YOUR INSTRUCTIONS:
Extract every record, keeping each one exactly as it is.

-- START RECORDS FOR THIS EXERCISE --

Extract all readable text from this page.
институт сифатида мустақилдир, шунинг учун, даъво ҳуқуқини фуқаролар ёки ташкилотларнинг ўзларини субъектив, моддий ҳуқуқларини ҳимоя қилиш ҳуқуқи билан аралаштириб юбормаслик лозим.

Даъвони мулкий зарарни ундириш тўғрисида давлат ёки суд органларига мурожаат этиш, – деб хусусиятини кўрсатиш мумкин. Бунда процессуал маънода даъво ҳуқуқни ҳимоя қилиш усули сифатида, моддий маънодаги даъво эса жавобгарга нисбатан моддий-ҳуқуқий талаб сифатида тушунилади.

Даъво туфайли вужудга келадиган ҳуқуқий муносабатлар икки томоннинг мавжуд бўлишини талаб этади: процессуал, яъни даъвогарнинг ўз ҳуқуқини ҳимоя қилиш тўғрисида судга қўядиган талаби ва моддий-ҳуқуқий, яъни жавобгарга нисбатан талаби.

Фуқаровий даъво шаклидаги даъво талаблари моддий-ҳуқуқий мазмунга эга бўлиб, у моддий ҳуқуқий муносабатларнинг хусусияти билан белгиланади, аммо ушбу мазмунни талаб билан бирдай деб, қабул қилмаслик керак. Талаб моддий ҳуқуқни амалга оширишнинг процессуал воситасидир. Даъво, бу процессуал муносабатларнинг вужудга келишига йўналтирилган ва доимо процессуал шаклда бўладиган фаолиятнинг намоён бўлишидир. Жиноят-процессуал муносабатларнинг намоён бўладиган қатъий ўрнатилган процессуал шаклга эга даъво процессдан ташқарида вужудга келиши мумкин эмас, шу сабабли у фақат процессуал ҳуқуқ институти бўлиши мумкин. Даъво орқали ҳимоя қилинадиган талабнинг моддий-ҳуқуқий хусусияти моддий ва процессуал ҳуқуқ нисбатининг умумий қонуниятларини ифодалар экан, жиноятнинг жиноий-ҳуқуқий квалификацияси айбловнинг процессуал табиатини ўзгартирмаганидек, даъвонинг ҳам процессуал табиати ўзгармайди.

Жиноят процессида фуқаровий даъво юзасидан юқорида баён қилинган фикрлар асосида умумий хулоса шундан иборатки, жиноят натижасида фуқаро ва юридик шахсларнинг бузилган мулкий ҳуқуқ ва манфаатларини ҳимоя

-- END RECORDS FOR THIS EXERCISE --

SOLUTION FOR THIS PROBLEM:
Extract all readable text from this page.
институт сифатида мустақилдир, шунинг учун, даъво ҳуқуқини фуқаролар ёки ташкилотларнинг ўзларини субъектив, моддий ҳуқуқларини ҳимоя қилиш ҳуқуқи билан аралаштириб юбормаслик лозим.

Даъвони мулкий зарарни ундириш тўғрисида давлат ёки суд органларига мурожаат этиш, – деб хусусиятини кўрсатиш мумкин. Бунда процессуал маънода даъво ҳуқуқни ҳимоя қилиш усули сифатида, моддий маънодаги даъво эса жавобгарга нисбатан моддий-ҳуқуқий талаб сифатида тушунилади.

Даъво туфайли вужудга келадиган ҳуқуқий муносабатлар икки томоннинг мавжуд бўлишини талаб этади: процессуал, яъни даъвогарнинг ўз ҳуқуқини ҳимоя қилиш тўғрисида судга қўядиган талаби ва моддий-ҳуқуқий, яъни жавобгарга нисбатан талаби.

Фуқаровий даъво шаклидаги даъво талаблари моддий-ҳуқуқий мазмунга эга бўлиб, у моддий ҳуқуқий муносабатларнинг хусусияти билан белгиланади, аммо ушбу мазмунни талаб билан бирдай деб, қабул қилмаслик керак. Талаб моддий ҳуқуқни амалга оширишнинг процессуал воситасидир. Даъво, бу процессуал муносабатларнинг вужудга келишига йўналтирилган ва доимо процессуал шаклда бўладиган фаолиятнинг намоён бўлишидир. Жиноят-процессуал муносабатларнинг намоён бўладиган қатъий ўрнатилган процессуал шаклга эга даъво процессдан ташқарида вужудга келиши мумкин эмас, шу сабабли у фақат процессуал ҳуқуқ институти бўлиши мумкин. Даъво орқали ҳимоя қилинадиган талабнинг моддий-ҳуқуқий хусусияти моддий ва процессуал ҳуқуқ нисбатининг умумий қонуниятларини ифодалар экан, жиноятнинг жиноий-ҳуқуқий квалификацияси айбловнинг процессуал табиатини ўзгартирмаганидек, даъвонинг ҳам процессуал табиати ўзгармайди.

Жиноят процессида фуқаровий даъво юзасидан юқорида баён қилинган фикрлар асосида умумий хулоса шундан иборатки, жиноят натижасида фуқаро ва юридик шахсларнинг бузилган мулкий ҳуқуқ ва манфаатларини ҳимоя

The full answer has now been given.